Pull out each line of the records holding the string "пока".

[Start of DATA SHOWN]

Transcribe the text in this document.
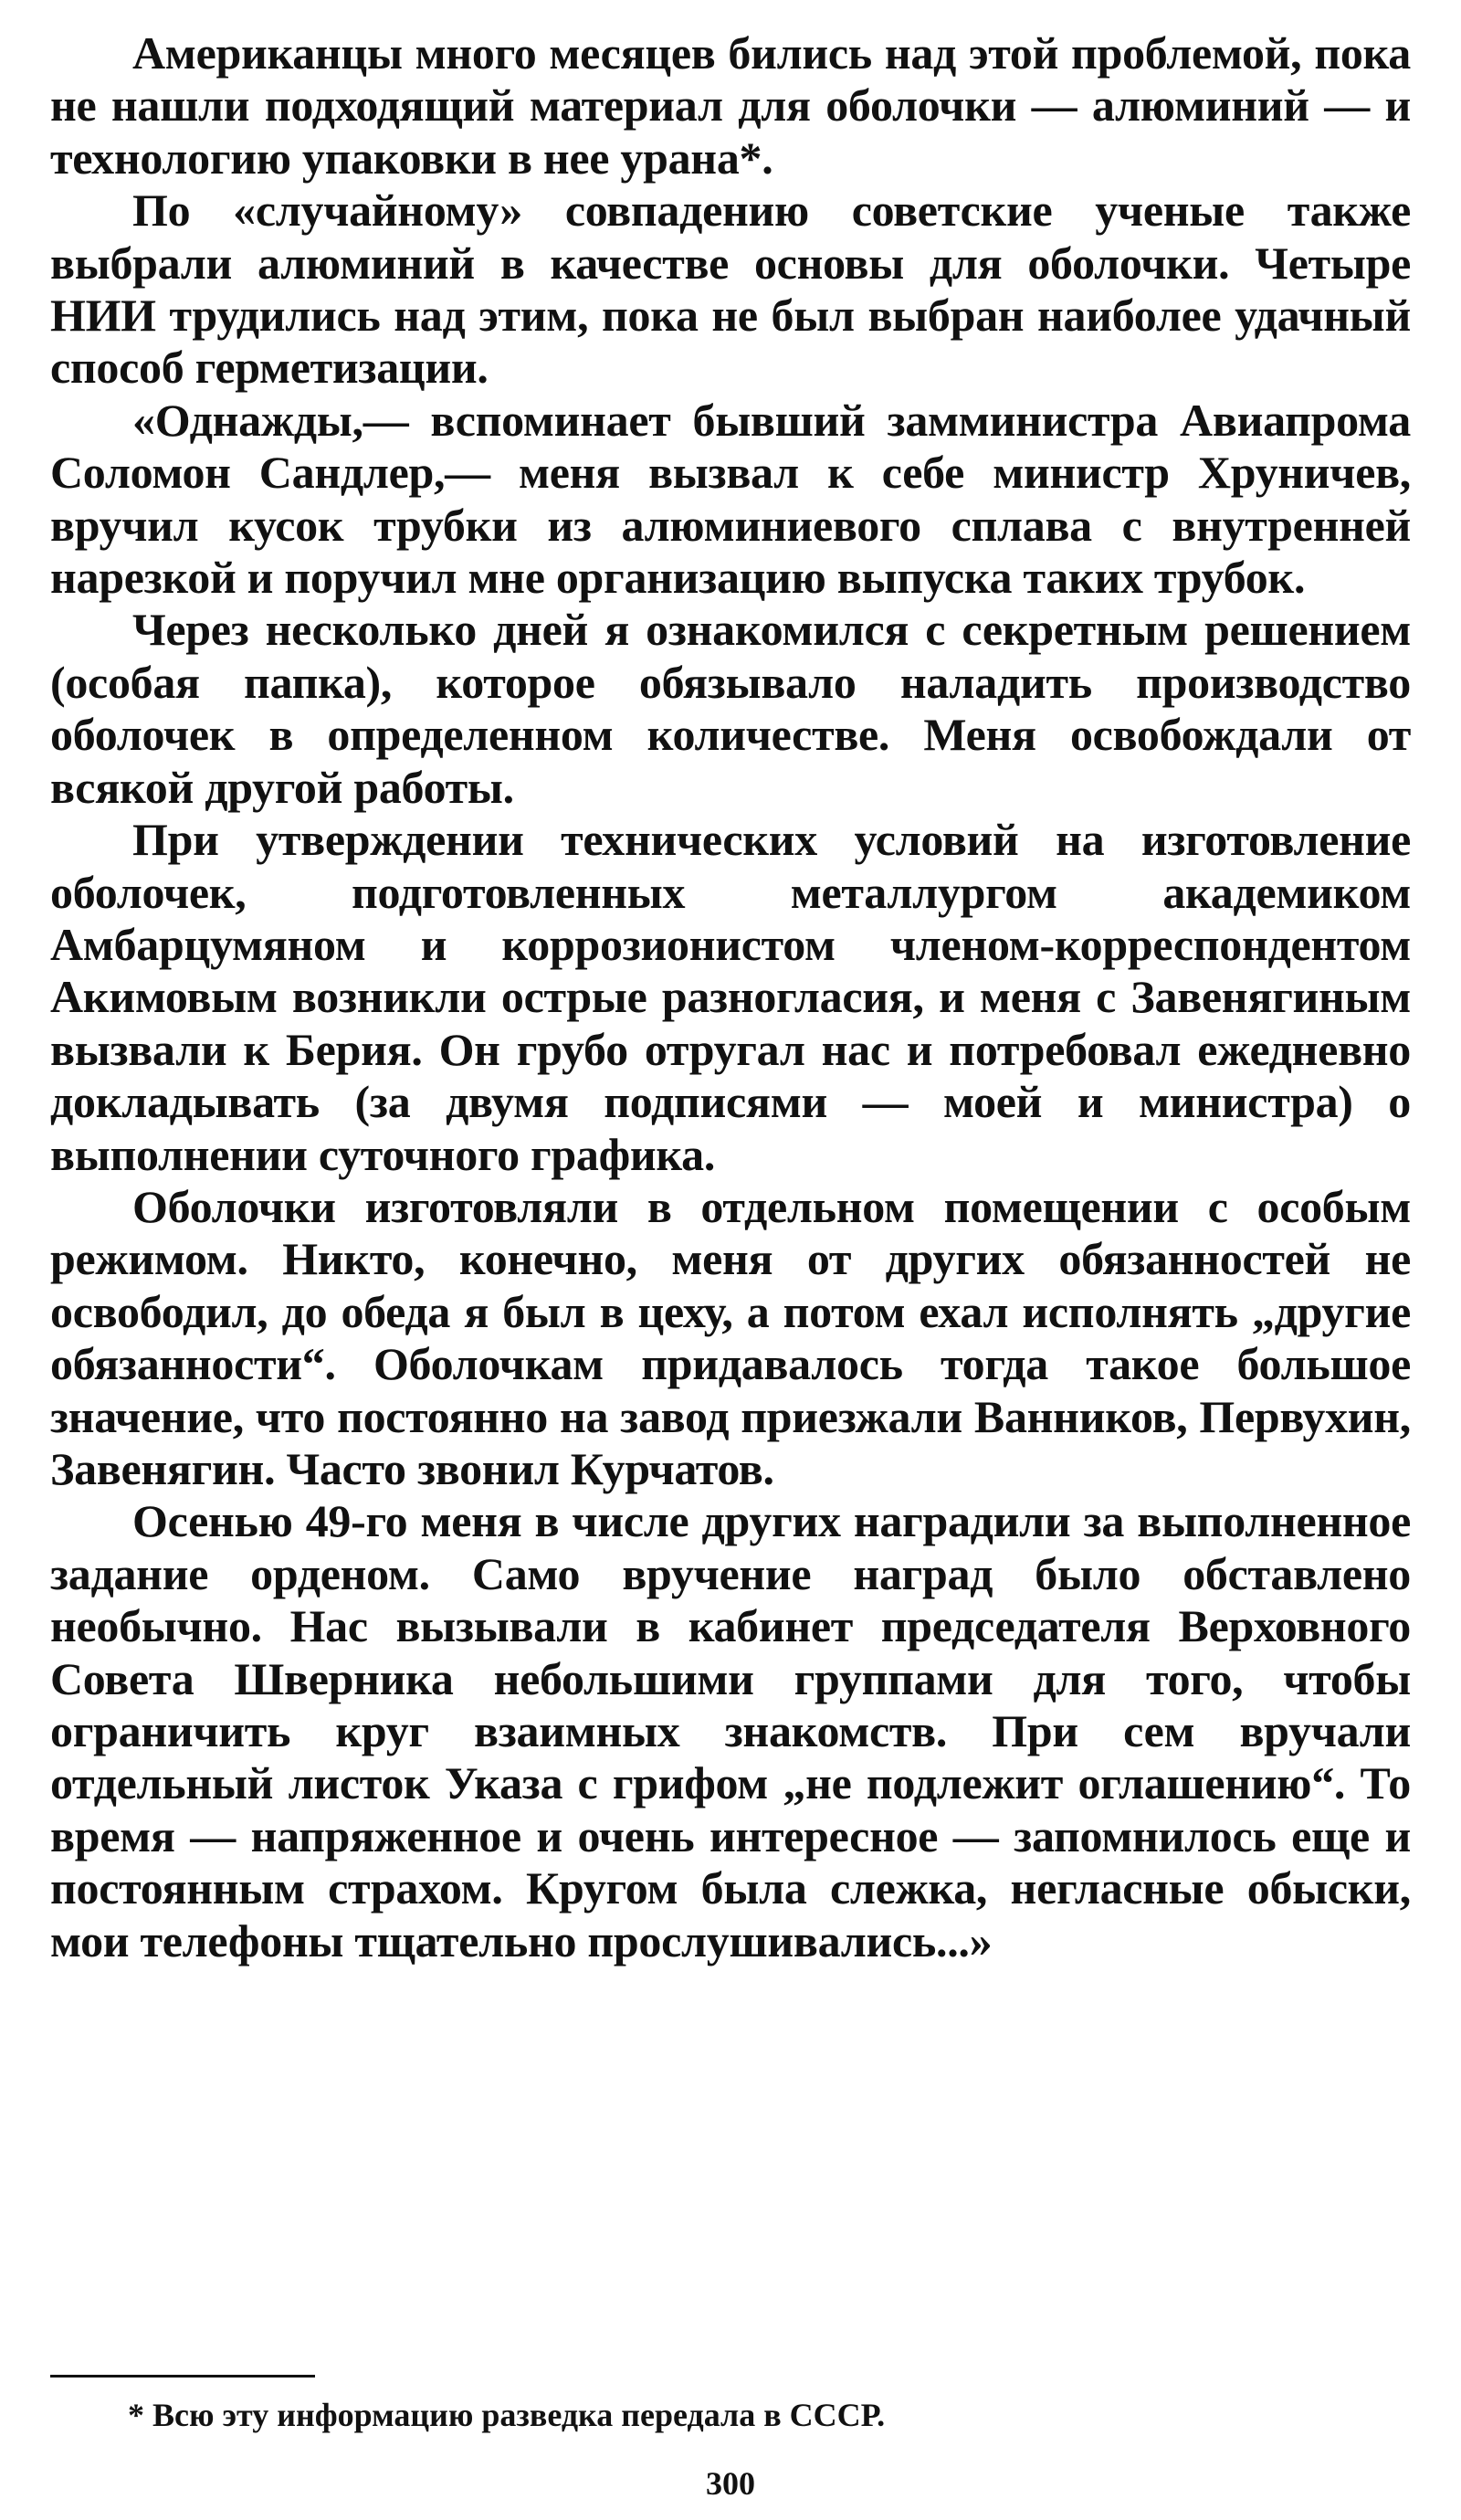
Американцы много месяцев бились над этой проблемой, пока не нашли подходящий материал для оболочки — алюминий — и технологию упаковки в нее урана*.

По «случайному» совпадению советские ученые также выбрали алюминий в качестве основы для оболочки. Четыре НИИ трудились над этим, пока не был выбран наиболее удачный способ герметизации.

«Однажды,— вспоминает бывший замминистра Авиапрома Соломон Сандлер,— меня вызвал к себе министр Хруничев, вручил кусок трубки из алюминиевого сплава с внутренней нарезкой и поручил мне организацию выпуска таких трубок.

Через несколько дней я ознакомился с секретным решением (особая папка), которое обязывало наладить производство оболочек в определенном количестве. Меня освобождали от всякой другой работы.

При утверждении технических условий на изготовление оболочек, подготовленных металлургом академиком Амбарцумяном и коррозионистом членом-корреспондентом Акимовым возникли острые разногласия, и меня с Завенягиным вызвали к Берия. Он грубо отругал нас и потребовал ежедневно докладывать (за двумя подписями — моей и министра) о выполнении суточного графика.

Оболочки изготовляли в отдельном помещении с особым режимом. Никто, конечно, меня от других обязанностей не освободил, до обеда я был в цеху, а потом ехал исполнять „другие обязанности“. Оболочкам придавалось тогда такое большое значение, что постоянно на завод приезжали Ванников, Первухин, Завенягин. Часто звонил Курчатов.

Осенью 49-го меня в числе других наградили за выполненное задание орденом. Само вручение наград было обставлено необычно. Нас вызывали в кабинет председателя Верховного Совета Шверника небольшими группами для того, чтобы ограничить круг взаимных знакомств. При сем вручали отдельный листок Указа с грифом „не подлежит оглашению“. То время — напряженное и очень интересное — запомнилось еще и постоянным страхом. Кругом была слежка, негласные обыски, мои телефоны тщательно прослушивались...»

* Всю эту информацию разведка передала в СССР.
300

[End of DATA SHOWN]

__FINAL RESULT__:
Американцы много месяцев бились над этой проблемой, пока не нашли подходящий материал для оболочки — алюминий — и технологию упаковки в нее урана*.
По «случайному» совпадению советские ученые также выбрали алюминий в качестве основы для оболочки. Четыре НИИ трудились над этим, пока не был выбран наиболее удачный способ герметизации.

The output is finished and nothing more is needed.